• _Collected data_
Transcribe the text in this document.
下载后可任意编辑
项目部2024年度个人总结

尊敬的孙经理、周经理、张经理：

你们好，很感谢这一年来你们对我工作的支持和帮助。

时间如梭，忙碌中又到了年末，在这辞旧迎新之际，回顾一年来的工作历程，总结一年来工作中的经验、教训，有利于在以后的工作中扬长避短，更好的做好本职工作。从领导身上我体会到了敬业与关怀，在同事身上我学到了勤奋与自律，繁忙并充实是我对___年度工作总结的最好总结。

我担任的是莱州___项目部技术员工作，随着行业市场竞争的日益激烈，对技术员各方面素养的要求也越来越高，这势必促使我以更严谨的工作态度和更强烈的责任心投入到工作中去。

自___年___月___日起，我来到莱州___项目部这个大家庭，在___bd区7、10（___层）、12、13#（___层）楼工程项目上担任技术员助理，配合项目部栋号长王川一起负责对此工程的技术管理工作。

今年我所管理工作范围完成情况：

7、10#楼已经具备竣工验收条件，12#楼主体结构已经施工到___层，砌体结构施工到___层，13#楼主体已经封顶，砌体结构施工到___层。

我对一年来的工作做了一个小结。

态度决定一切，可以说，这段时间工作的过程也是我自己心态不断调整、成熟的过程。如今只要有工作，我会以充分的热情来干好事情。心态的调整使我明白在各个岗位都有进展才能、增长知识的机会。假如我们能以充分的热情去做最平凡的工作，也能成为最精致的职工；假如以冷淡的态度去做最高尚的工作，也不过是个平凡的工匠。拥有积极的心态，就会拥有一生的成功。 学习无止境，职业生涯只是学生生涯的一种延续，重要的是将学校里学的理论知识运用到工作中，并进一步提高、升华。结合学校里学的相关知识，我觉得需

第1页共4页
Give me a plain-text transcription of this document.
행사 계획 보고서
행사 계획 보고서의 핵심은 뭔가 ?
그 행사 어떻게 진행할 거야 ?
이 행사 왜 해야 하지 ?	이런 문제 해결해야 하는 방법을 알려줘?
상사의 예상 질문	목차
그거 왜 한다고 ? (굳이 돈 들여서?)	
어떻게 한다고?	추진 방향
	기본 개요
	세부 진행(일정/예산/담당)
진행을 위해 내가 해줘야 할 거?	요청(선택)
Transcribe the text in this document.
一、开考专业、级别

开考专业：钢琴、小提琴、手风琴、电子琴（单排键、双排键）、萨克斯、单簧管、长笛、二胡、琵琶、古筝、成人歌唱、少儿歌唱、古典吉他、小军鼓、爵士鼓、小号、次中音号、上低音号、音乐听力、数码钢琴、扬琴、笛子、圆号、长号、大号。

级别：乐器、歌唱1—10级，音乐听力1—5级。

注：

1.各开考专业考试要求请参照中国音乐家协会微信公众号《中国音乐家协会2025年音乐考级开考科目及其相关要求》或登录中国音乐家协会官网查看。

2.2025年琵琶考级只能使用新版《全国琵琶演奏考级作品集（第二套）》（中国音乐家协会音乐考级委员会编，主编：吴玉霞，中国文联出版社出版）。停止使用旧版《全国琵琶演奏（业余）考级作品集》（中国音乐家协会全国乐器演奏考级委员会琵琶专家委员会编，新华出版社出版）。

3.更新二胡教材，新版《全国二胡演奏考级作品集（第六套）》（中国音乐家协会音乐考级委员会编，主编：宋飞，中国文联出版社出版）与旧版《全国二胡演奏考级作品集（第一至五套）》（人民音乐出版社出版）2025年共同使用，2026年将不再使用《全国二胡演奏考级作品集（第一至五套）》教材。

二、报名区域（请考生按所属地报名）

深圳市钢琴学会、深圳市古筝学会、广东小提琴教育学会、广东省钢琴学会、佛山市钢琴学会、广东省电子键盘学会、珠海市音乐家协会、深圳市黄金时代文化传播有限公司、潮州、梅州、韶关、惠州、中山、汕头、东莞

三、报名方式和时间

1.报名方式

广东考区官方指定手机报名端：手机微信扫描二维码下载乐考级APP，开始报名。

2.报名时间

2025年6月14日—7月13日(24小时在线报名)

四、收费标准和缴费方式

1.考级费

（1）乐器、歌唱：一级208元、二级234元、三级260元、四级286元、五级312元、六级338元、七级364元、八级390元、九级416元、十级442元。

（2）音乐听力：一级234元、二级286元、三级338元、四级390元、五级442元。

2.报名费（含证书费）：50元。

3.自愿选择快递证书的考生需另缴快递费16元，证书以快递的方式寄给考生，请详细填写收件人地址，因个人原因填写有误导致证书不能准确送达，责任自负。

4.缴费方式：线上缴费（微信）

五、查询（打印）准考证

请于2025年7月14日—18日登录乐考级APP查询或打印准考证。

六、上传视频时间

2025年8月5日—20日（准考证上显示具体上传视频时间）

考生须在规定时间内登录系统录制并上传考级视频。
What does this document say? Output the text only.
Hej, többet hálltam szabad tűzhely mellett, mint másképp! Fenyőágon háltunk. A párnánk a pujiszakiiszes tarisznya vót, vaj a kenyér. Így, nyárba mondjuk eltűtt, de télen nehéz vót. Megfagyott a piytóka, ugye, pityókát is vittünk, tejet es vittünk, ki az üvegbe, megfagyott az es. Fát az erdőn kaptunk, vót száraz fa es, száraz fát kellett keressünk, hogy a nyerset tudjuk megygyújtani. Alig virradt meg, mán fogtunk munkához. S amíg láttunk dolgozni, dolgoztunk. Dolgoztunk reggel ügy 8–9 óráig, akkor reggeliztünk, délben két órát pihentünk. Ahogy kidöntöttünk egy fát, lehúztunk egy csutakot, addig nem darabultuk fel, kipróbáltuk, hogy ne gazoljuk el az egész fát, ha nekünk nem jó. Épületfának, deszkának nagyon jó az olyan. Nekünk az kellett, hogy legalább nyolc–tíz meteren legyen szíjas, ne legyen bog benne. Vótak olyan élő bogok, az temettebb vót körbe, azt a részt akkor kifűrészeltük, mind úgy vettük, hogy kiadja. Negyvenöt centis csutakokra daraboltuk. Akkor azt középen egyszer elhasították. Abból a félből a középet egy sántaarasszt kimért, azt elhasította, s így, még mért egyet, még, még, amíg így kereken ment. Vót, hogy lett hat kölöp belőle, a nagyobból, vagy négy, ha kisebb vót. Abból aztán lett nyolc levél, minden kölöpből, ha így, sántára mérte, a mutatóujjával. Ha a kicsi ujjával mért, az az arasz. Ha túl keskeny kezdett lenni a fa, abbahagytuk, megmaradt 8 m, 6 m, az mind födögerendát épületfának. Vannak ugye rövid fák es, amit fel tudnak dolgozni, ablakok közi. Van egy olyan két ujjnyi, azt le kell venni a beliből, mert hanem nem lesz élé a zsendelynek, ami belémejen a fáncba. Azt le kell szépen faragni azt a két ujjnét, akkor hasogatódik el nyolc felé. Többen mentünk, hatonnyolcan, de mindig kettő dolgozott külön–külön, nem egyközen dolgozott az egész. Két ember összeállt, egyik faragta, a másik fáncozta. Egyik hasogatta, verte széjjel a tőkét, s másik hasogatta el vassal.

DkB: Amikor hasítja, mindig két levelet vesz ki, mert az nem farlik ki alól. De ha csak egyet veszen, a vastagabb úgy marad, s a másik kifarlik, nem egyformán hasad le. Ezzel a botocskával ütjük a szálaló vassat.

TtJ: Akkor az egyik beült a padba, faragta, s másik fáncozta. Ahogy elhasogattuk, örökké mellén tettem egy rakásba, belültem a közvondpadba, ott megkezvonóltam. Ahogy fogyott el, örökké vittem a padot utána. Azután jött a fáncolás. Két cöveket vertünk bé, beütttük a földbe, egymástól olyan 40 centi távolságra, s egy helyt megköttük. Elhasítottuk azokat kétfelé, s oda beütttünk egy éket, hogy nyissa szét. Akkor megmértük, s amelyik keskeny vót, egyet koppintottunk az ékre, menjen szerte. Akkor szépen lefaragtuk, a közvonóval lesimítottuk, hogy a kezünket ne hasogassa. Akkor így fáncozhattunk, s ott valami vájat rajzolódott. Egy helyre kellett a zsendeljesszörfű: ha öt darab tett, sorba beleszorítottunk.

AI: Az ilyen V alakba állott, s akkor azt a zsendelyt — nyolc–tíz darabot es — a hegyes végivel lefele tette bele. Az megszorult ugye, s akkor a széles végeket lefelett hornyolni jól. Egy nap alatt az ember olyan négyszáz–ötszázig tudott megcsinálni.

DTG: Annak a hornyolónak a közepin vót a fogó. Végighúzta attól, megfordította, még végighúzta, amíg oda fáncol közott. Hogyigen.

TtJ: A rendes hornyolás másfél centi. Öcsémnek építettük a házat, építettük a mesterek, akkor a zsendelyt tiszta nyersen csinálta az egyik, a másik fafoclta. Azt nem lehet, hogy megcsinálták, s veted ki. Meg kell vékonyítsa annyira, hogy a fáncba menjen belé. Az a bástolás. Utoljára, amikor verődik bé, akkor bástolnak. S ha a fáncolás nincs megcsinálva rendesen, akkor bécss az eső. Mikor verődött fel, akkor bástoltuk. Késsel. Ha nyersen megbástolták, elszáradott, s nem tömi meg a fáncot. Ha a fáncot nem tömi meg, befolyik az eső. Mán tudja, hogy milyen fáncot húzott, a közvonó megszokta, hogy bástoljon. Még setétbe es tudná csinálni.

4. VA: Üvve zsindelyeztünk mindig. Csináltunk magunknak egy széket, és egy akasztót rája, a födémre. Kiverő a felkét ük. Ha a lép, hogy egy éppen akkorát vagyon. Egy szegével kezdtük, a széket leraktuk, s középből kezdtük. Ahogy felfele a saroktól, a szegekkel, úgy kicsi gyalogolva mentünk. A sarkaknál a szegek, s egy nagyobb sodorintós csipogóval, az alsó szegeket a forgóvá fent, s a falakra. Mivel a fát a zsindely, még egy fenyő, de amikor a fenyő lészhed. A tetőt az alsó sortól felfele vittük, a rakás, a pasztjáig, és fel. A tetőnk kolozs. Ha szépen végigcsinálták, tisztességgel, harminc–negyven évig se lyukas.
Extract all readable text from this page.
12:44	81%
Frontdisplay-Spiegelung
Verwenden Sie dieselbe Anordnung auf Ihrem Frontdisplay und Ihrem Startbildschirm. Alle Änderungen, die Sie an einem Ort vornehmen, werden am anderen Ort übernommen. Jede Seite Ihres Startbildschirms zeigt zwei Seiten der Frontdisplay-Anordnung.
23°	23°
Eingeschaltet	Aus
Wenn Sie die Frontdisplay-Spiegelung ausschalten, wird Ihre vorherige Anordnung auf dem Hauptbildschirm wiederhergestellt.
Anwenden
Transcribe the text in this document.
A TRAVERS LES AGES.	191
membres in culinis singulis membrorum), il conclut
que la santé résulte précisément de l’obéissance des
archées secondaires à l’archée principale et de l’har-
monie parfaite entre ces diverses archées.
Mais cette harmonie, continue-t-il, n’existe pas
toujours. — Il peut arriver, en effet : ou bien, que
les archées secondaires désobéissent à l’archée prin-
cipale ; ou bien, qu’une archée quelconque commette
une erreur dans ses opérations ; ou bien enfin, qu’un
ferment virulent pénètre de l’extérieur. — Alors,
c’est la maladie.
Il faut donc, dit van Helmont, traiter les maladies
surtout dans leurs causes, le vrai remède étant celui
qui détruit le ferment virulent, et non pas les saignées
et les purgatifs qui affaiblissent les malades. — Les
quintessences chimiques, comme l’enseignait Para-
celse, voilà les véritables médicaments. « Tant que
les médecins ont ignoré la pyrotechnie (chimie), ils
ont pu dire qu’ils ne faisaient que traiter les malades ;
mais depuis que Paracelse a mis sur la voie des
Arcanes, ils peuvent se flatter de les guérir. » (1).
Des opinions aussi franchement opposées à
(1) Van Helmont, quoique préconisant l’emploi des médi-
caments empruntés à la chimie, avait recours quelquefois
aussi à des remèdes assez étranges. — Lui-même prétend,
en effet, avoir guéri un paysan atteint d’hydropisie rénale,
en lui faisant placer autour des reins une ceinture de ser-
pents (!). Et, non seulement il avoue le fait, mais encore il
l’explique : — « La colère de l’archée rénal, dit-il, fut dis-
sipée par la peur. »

• _Exercise goal_
Your answer should be a single number: the count of lines in the material above that contain "zsendelyt".

• _Answer to this exercise_
2